Stated goal –
Produce the listing below again, exactly as shown.

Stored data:

——

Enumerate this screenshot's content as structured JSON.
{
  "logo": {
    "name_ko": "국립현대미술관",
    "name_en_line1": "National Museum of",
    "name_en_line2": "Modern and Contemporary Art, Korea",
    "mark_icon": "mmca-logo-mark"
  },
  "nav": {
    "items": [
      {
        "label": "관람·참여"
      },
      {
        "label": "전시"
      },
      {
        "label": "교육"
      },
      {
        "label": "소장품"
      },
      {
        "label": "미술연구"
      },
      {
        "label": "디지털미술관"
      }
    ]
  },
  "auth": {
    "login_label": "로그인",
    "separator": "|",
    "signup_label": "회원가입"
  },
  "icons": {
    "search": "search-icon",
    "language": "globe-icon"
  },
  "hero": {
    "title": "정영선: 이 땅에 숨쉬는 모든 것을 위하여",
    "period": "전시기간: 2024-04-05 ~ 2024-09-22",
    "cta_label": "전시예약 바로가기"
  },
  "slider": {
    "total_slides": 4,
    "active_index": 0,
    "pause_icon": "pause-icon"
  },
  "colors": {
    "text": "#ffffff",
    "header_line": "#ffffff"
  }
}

——

The output –
Enumerate this screenshot's content as structured JSON.
{
  "logo": {
    "name_ko": "국립현대미술관",
    "name_en_line1": "National Museum of",
    "name_en_line2": "Modern and Contemporary Art, Korea",
    "mark_icon": "mmca-logo-mark"
  },
  "nav": {
    "items": [
      {
        "label": "관람·참여"
      },
      {
        "label": "전시"
      },
      {
        "label": "교육"
      },
      {
        "label": "소장품"
      },
      {
        "label": "미술연구"
      },
      {
        "label": "디지털미술관"
      }
    ]
  },
  "auth": {
    "login_label": "로그인",
    "separator": "|",
    "signup_label": "회원가입"
  },
  "icons": {
    "search": "search-icon",
    "language": "globe-icon"
  },
  "hero": {
    "title": "정영선: 이 땅에 숨쉬는 모든 것을 위하여",
    "period": "전시기간: 2024-04-05 ~ 2024-09-22",
    "cta_label": "전시예약 바로가기"
  },
  "slider": {
    "total_slides": 4,
    "active_index": 0,
    "pause_icon": "pause-icon"
  },
  "colors": {
    "text": "#ffffff",
    "header_line": "#ffffff"
  }
}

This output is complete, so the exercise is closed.